Repeat, exactly and completely, the material that follows. Omit the pictures.

Dataset items:
begin

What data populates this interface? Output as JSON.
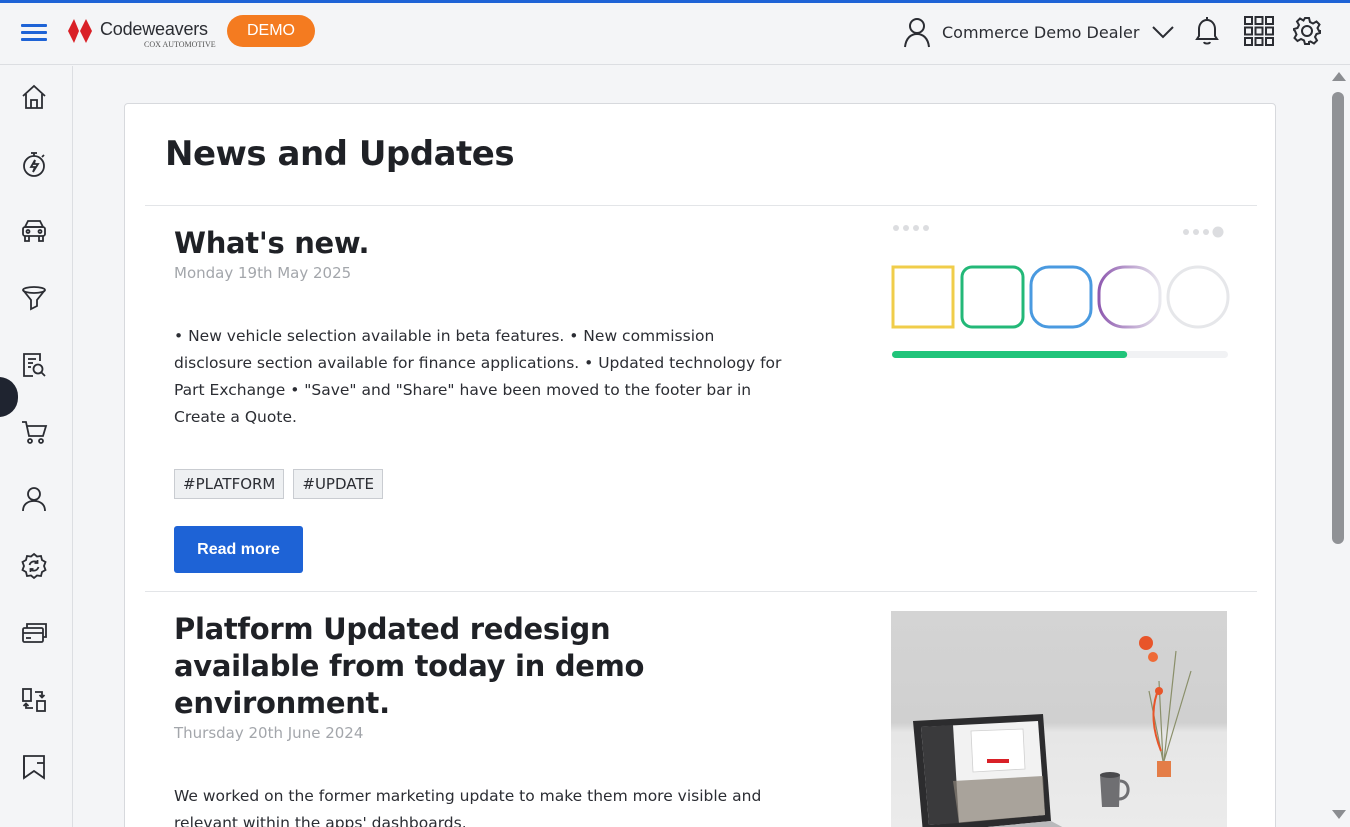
{
  "header": {
    "brand_name": "Codeweavers",
    "brand_sub": "COX AUTOMOTIVE",
    "demo_label": "DEMO",
    "user_name": "Commerce Demo Dealer",
    "icons": [
      "menu-icon",
      "user-icon",
      "chevron-down-icon",
      "bell-icon",
      "apps-grid-icon",
      "gear-icon"
    ]
  },
  "sidebar": {
    "items": [
      {
        "icon": "home-icon"
      },
      {
        "icon": "stopwatch-lightning-icon"
      },
      {
        "icon": "car-icon"
      },
      {
        "icon": "funnel-icon"
      },
      {
        "icon": "document-search-icon"
      },
      {
        "icon": "cart-icon"
      },
      {
        "icon": "users-icon"
      },
      {
        "icon": "sync-badge-icon"
      },
      {
        "icon": "cards-icon"
      },
      {
        "icon": "exchange-icon"
      },
      {
        "icon": "bookmark-icon"
      }
    ]
  },
  "main": {
    "title": "News and Updates",
    "articles": [
      {
        "title": "What's new.",
        "date": "Monday 19th May 2025",
        "body": "• New vehicle selection available in beta features. • New commission disclosure section available for finance applications. • Updated technology for Part Exchange • \"Save\" and \"Share\" have been moved to the footer bar in Create a Quote.",
        "tags": [
          "#PLATFORM",
          "#UPDATE"
        ],
        "cta": "Read more",
        "progress": 0.7
      },
      {
        "title": "Platform Updated redesign available from today in demo environment.",
        "date": "Thursday 20th June 2024",
        "body": "We worked on the former marketing update to make them more visible and relevant within the apps' dashboards."
      }
    ]
  },
  "colors": {
    "accent": "#1e63d6",
    "demo_badge": "#f47b20",
    "logo_red": "#d92027"
  }
}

end

▸ ANSWER TO THE EXERCISE
What data populates this interface? Output as JSON.
{
  "header": {
    "brand_name": "Codeweavers",
    "brand_sub": "COX AUTOMOTIVE",
    "demo_label": "DEMO",
    "user_name": "Commerce Demo Dealer",
    "icons": [
      "menu-icon",
      "user-icon",
      "chevron-down-icon",
      "bell-icon",
      "apps-grid-icon",
      "gear-icon"
    ]
  },
  "sidebar": {
    "items": [
      {
        "icon": "home-icon"
      },
      {
        "icon": "stopwatch-lightning-icon"
      },
      {
        "icon": "car-icon"
      },
      {
        "icon": "funnel-icon"
      },
      {
        "icon": "document-search-icon"
      },
      {
        "icon": "cart-icon"
      },
      {
        "icon": "users-icon"
      },
      {
        "icon": "sync-badge-icon"
      },
      {
        "icon": "cards-icon"
      },
      {
        "icon": "exchange-icon"
      },
      {
        "icon": "bookmark-icon"
      }
    ]
  },
  "main": {
    "title": "News and Updates",
    "articles": [
      {
        "title": "What's new.",
        "date": "Monday 19th May 2025",
        "body": "• New vehicle selection available in beta features. • New commission disclosure section available for finance applications. • Updated technology for Part Exchange • \"Save\" and \"Share\" have been moved to the footer bar in Create a Quote.",
        "tags": [
          "#PLATFORM",
          "#UPDATE"
        ],
        "cta": "Read more",
        "progress": 0.7
      },
      {
        "title": "Platform Updated redesign available from today in demo environment.",
        "date": "Thursday 20th June 2024",
        "body": "We worked on the former marketing update to make them more visible and relevant within the apps' dashboards."
      }
    ]
  },
  "colors": {
    "accent": "#1e63d6",
    "demo_badge": "#f47b20",
    "logo_red": "#d92027"
  }
}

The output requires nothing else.